● **The records**
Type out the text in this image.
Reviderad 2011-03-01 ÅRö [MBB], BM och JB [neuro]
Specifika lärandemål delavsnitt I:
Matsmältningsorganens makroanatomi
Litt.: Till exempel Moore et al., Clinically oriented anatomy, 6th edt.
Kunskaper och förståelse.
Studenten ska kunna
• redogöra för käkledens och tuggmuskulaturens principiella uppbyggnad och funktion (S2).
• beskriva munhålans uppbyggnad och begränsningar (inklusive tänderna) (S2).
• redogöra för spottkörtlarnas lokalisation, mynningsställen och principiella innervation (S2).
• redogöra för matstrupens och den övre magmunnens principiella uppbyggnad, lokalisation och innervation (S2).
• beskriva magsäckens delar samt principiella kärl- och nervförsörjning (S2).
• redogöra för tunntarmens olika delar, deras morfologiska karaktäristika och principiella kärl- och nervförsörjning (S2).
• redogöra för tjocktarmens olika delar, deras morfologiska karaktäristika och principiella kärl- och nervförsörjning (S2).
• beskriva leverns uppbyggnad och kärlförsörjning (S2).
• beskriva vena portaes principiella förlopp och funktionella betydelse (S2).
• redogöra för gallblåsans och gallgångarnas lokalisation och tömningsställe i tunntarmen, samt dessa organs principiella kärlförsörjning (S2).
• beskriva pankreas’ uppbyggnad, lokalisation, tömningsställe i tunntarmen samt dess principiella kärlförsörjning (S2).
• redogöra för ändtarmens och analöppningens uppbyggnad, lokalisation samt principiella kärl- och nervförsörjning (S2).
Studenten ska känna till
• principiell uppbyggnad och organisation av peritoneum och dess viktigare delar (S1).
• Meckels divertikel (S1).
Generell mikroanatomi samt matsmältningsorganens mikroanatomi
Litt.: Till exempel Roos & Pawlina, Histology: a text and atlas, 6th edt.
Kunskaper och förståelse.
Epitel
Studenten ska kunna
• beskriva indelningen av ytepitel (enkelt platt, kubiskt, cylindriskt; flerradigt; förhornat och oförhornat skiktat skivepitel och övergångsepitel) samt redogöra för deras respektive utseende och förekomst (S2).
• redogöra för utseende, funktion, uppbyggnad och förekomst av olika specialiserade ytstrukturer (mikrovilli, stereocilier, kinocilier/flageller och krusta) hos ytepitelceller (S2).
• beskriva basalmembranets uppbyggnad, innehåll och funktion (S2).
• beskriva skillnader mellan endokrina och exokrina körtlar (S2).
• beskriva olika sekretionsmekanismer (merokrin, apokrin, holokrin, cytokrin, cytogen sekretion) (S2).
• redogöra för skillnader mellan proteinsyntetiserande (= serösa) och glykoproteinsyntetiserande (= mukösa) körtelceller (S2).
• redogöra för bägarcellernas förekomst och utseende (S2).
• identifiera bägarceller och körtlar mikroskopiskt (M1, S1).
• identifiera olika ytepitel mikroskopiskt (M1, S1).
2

...

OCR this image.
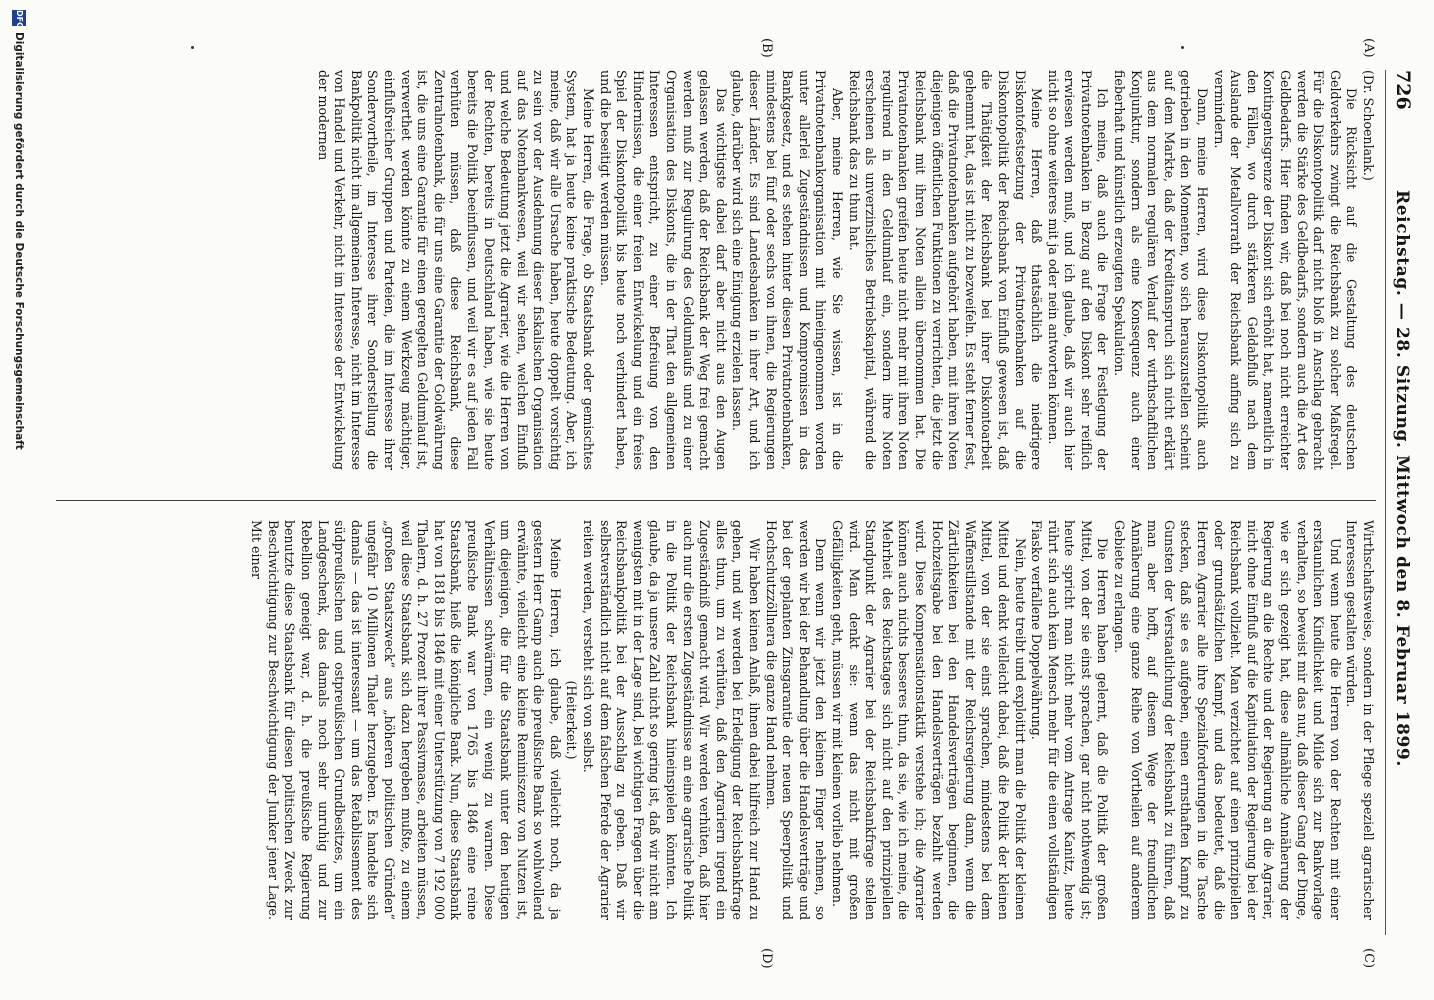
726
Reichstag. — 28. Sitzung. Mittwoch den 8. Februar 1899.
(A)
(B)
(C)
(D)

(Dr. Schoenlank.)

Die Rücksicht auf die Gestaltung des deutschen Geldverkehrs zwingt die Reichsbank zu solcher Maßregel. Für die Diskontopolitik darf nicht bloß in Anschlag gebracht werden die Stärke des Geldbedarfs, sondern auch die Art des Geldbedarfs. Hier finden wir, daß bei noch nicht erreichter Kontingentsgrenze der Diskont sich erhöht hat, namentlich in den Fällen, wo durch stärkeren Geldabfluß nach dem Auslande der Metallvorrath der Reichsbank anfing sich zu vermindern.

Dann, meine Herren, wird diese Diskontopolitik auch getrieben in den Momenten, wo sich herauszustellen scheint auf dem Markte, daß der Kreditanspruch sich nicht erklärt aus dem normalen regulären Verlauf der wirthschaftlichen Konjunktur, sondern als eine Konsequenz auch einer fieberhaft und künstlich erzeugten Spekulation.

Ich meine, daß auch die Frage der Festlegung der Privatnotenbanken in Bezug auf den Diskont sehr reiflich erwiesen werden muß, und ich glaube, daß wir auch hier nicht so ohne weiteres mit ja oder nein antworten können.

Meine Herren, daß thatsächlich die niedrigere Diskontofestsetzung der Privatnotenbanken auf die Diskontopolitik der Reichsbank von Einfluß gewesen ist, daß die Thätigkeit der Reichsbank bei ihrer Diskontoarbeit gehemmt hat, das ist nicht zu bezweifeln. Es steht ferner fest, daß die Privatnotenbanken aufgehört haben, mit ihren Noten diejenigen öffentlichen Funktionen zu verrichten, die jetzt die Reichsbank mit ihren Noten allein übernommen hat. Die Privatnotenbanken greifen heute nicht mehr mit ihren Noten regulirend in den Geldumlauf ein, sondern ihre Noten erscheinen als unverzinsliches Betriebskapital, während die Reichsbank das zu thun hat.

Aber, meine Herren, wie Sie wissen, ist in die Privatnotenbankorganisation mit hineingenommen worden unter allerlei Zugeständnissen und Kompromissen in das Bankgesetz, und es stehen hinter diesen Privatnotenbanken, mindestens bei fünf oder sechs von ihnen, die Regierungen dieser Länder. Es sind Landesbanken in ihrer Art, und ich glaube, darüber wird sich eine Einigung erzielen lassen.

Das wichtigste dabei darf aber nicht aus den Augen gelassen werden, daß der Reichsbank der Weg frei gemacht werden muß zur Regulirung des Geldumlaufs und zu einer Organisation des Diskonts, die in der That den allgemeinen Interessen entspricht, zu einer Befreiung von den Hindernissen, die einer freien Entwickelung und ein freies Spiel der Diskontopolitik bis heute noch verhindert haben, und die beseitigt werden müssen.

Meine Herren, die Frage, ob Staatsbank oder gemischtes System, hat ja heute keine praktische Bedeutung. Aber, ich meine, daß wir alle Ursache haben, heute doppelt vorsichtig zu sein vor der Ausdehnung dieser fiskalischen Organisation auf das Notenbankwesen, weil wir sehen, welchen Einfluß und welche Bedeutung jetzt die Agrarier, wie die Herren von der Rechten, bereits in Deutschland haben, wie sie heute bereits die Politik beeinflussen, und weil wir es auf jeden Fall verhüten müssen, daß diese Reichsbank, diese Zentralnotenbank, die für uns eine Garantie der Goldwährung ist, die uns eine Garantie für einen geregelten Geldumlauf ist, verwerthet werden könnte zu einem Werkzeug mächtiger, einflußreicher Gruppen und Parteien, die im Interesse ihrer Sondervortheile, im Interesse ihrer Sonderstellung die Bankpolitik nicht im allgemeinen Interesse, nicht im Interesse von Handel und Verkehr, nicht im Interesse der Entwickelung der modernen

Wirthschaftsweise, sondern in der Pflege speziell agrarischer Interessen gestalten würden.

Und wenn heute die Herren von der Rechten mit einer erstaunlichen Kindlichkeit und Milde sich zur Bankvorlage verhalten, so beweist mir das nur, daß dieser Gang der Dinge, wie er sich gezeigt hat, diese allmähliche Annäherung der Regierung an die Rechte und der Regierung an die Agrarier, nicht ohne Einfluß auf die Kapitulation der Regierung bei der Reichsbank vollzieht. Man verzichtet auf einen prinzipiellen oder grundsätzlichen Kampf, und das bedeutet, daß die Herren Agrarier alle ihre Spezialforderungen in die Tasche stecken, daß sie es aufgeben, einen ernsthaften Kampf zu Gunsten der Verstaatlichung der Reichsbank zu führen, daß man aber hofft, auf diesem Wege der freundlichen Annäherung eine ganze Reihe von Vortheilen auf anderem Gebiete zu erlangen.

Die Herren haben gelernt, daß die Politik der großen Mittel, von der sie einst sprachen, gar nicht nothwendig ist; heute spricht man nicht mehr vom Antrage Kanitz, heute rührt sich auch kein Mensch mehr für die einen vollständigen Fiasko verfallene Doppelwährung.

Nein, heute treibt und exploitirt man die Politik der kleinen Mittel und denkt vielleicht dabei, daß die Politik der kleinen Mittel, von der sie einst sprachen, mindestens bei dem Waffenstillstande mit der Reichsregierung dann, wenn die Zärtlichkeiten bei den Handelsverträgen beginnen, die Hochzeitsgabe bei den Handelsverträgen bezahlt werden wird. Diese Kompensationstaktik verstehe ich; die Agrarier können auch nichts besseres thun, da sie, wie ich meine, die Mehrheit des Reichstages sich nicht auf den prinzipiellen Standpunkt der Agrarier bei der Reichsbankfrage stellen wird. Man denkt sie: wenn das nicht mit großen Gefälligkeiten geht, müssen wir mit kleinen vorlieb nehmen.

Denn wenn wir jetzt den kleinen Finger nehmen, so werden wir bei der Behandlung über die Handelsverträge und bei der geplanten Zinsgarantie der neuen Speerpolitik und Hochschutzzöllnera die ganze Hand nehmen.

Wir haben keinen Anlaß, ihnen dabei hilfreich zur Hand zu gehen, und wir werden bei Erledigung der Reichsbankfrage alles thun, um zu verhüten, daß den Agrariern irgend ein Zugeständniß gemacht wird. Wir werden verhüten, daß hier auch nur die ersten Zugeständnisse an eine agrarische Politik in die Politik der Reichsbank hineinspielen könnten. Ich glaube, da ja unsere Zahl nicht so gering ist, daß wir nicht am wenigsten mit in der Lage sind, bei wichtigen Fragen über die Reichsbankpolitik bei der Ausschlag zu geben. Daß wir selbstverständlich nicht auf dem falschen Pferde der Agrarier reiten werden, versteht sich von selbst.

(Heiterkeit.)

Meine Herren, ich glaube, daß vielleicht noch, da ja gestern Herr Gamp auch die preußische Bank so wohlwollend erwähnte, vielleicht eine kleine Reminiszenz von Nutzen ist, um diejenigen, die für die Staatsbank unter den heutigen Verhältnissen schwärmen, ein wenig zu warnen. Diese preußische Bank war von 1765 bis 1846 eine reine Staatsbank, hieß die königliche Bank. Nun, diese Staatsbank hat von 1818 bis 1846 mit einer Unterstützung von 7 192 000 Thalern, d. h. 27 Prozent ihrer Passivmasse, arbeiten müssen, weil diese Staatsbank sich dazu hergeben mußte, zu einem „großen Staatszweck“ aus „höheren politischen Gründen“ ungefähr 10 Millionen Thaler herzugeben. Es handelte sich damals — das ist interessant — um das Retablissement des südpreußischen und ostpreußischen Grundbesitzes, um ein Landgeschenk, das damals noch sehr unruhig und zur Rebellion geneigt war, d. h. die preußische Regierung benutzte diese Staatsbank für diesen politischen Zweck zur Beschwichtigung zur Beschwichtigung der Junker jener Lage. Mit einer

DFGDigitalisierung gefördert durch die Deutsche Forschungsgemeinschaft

● **What you have to do**
Among the lines above, which hold the word "identifiera"? Report each one.

● **Solution to this problem**
• identifiera bägarceller och körtlar mikroskopiskt (M1, S1).
• identifiera olika ytepitel mikroskopiskt (M1, S1).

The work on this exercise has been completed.